____ Фрагмент страницы

Юзеф с Мильчиным[97] принесли коньяку и раков. Набросились мы на них и съели, пока хозяева раков ходили по большой комнате.
Коваль дал мне рака: «Съешь, – говорит, – клешни». – «Этот рак, – объявил я, чтобы испортить публике аппетит, – питался трупами». Наказан был я, так как рак оказался испорченным – очевидно, сварили мертвого. Разжевав клешни, я обнаружил, что мясо сладкое и вонючее, точно он и в самом деле питался трупами. «Тьфу, Коваль, сволочь, почему ты мне не сказал, что он тухлый?» – «Я съел шейку, она была тухлая, а откуда я знал, что клешни тоже тухлые? Ты не проглотил? А я проглотил, мне хуже!»
Юзеф, как всегда, привел двух девок: рыжую косоглазую и черную, маленькую, толстую, но ими не занимался, они были предоставлены сами себе.
С Мильчиным пришла какая-то девка, с ним или позже, не уловил. Ушла она почему-то с Марком.
Коваль был хотя и пьян, но ни на минуту не забывал о делах. Когда Тэды заговорили о покупке тарелок, он предложил купить свою живопись. Показывал «Смену» с его живописью[98] то одному, то другому. Приставал к нам: «Что подарить Тэду: живопись или рисунок?»
Звонит Лида, Коваль мне говорит на ухо: «Скажи, я хочу им подарить». Я был пьян, рассеян и поэтому недослышал. «Коваль хочет вам подарить живопись. Только учтите, малый он ненадежный. Я бы сказал: хвастун и подлец». Оказалось, что Коваль и не думал дарить живопись, он хотел подарить журнал. Убежден, чудак, что он осчастливливает своими автографами. «Придется дарить живопись. Я добрый».
Не знаю, когда мы выйдем из полосы пьянства – то одно, то другое. Порядочно уже надоело. И водка, и песни. А не пить, как еще веселиться? Можно было бы решительно восстать против пьянства, если бы это не было так принято.

________

Задание 1
Перепишите без изменений часть листинга, которая начинается с его первой строки и заканчивается строкой, содержащей «gmail-tile[interactable] (99, 800, 215, 916)», включая обе эти строки.
Фрагмент страницы и листинг никак между собой не связаны.

____ Строки

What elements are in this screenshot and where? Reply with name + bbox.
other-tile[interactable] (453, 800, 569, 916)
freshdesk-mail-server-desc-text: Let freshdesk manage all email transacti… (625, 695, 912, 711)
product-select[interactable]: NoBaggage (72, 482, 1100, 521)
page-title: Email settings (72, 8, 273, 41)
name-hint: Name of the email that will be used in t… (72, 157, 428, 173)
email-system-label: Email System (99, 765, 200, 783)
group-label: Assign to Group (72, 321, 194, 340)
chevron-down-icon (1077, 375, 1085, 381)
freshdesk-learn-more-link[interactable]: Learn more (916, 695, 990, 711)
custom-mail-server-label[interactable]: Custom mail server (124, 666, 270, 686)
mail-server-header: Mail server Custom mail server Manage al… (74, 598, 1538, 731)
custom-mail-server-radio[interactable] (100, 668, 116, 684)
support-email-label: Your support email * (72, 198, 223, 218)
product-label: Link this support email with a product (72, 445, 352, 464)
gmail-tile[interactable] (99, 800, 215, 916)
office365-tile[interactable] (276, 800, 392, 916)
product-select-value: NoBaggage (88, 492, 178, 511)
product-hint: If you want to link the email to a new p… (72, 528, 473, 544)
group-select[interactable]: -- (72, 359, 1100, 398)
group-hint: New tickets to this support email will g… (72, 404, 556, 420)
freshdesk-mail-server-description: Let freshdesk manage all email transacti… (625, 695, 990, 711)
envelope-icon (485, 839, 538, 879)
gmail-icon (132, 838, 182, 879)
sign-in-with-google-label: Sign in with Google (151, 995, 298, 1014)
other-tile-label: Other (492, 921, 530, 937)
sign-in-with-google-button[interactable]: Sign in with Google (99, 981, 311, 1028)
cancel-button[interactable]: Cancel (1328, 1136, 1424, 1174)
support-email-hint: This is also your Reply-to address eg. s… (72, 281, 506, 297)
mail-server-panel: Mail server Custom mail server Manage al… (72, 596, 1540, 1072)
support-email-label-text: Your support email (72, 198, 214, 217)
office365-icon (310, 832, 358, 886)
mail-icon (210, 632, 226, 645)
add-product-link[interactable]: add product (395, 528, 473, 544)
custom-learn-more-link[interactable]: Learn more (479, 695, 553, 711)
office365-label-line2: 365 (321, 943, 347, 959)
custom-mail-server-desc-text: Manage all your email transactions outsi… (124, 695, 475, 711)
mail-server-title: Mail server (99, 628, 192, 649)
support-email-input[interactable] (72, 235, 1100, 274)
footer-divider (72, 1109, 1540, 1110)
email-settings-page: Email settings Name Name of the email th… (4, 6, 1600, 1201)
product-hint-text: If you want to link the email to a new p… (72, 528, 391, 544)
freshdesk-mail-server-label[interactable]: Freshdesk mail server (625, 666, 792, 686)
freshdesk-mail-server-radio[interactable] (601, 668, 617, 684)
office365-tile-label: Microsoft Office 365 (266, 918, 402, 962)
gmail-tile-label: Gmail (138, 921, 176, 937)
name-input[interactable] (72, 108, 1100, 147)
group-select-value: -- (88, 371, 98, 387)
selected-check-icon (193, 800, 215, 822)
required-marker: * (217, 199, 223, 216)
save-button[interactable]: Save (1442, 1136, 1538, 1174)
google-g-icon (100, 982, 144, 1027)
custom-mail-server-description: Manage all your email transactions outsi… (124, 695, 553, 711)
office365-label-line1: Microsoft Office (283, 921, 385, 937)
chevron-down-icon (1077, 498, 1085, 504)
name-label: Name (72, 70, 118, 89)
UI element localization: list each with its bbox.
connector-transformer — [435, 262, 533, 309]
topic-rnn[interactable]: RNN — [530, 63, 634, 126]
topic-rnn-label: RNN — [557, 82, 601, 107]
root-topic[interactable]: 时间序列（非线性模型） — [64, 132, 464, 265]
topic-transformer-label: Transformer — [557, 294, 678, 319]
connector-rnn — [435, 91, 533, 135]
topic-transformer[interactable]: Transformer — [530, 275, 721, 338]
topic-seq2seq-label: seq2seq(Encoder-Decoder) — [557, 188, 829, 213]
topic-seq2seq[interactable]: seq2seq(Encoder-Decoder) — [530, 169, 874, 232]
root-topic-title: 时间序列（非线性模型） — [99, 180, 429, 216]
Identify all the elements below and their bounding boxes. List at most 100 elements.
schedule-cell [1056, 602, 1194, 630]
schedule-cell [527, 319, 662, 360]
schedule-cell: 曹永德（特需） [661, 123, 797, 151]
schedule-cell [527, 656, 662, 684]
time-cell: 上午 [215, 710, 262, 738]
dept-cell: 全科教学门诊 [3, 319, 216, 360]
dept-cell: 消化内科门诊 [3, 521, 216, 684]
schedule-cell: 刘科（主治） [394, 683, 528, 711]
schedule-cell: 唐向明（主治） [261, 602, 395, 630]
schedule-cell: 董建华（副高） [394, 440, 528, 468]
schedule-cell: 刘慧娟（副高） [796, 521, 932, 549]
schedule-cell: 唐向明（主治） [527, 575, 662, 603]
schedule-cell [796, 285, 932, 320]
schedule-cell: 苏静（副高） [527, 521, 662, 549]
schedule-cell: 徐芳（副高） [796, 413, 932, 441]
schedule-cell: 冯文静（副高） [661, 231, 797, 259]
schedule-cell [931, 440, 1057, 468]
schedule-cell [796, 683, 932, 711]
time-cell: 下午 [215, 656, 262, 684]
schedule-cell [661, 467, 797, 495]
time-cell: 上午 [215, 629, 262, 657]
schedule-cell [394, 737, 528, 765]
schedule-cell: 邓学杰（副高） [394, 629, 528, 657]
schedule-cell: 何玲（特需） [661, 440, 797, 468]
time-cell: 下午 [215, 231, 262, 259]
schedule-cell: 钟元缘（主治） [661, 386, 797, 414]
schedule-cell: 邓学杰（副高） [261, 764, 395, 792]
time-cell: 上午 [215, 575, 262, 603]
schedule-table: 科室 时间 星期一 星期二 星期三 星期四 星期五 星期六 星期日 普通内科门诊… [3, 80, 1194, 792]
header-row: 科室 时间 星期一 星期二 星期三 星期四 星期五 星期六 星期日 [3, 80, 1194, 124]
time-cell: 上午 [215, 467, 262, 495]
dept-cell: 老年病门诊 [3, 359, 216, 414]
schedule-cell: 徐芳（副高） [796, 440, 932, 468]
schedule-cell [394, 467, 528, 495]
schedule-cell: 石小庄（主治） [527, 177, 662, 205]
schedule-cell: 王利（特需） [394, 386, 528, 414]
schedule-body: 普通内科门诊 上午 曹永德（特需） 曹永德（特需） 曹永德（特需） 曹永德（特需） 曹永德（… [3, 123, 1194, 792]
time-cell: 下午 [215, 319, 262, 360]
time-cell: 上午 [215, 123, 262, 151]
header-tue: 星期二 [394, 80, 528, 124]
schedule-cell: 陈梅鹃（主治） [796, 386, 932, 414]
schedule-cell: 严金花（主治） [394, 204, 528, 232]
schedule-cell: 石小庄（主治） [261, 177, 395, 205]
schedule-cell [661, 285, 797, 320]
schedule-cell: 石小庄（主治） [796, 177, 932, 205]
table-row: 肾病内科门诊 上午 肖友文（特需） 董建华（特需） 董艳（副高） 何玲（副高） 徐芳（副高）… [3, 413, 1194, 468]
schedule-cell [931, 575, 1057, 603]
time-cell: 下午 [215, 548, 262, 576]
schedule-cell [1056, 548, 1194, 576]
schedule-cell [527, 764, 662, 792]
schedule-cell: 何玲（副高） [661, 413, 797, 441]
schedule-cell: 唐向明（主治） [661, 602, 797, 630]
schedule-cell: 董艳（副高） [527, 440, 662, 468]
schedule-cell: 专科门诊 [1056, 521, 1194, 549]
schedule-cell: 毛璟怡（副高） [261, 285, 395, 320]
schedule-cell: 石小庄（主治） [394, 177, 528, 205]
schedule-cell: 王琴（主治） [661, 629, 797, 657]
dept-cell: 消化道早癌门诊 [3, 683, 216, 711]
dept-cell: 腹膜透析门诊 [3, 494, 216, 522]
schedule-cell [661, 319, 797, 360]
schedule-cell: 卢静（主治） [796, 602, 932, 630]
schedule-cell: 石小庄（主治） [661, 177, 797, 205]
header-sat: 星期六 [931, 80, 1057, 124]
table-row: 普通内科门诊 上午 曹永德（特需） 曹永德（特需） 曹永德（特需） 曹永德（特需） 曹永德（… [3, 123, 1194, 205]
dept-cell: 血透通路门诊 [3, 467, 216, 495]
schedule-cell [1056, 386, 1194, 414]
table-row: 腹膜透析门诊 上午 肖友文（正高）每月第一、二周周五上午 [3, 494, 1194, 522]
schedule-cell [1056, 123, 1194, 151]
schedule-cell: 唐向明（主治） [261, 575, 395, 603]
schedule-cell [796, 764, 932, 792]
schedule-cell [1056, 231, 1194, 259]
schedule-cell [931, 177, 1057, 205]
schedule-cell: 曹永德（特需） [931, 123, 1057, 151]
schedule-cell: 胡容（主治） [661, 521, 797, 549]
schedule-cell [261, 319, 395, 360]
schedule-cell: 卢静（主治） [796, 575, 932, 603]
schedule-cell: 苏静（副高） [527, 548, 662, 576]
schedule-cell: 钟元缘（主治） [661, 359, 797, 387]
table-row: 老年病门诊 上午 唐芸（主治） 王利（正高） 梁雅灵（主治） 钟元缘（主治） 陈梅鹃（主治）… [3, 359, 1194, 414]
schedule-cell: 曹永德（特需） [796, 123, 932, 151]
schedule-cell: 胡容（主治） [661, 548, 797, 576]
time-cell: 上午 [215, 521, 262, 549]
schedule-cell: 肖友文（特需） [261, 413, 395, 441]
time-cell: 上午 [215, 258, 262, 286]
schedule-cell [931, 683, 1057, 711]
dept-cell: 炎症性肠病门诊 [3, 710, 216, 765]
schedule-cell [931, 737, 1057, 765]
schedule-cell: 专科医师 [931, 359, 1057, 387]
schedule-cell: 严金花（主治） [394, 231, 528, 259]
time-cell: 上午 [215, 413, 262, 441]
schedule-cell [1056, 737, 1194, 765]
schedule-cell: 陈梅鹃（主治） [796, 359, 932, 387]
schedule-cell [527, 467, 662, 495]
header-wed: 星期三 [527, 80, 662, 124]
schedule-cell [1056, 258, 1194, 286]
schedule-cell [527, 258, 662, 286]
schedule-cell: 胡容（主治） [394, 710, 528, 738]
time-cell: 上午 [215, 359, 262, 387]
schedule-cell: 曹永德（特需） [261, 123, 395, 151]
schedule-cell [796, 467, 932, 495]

________

Задание 2
Кратко перескажите абзац фрагмента страницы, начинающийся словами «Коваль был хотя и пьян», сохранив его основные факты.

Правильный ответ 1
What elements are in this screenshot and where? Reply with name + bbox.
other-tile[interactable] (453, 800, 569, 916)
freshdesk-mail-server-desc-text: Let freshdesk manage all email transacti… (625, 695, 912, 711)
product-select[interactable]: NoBaggage (72, 482, 1100, 521)
page-title: Email settings (72, 8, 273, 41)
name-hint: Name of the email that will be used in t… (72, 157, 428, 173)
email-system-label: Email System (99, 765, 200, 783)
group-label: Assign to Group (72, 321, 194, 340)
chevron-down-icon (1077, 375, 1085, 381)
freshdesk-learn-more-link[interactable]: Learn more (916, 695, 990, 711)
custom-mail-server-label[interactable]: Custom mail server (124, 666, 270, 686)
mail-server-header: Mail server Custom mail server Manage al… (74, 598, 1538, 731)
custom-mail-server-radio[interactable] (100, 668, 116, 684)
support-email-label: Your support email * (72, 198, 223, 218)
product-label: Link this support email with a product (72, 445, 352, 464)
gmail-tile[interactable] (99, 800, 215, 916)

Правильный ответ 2
Пьяный Коваль всё равно думал о делах. Когда Тэды заговорили о покупке тарелок, он предложил им купить его живопись. Он показывал всем «Смену» со своей живописью и спрашивал, что подарить Тэду: живопись или рисунок.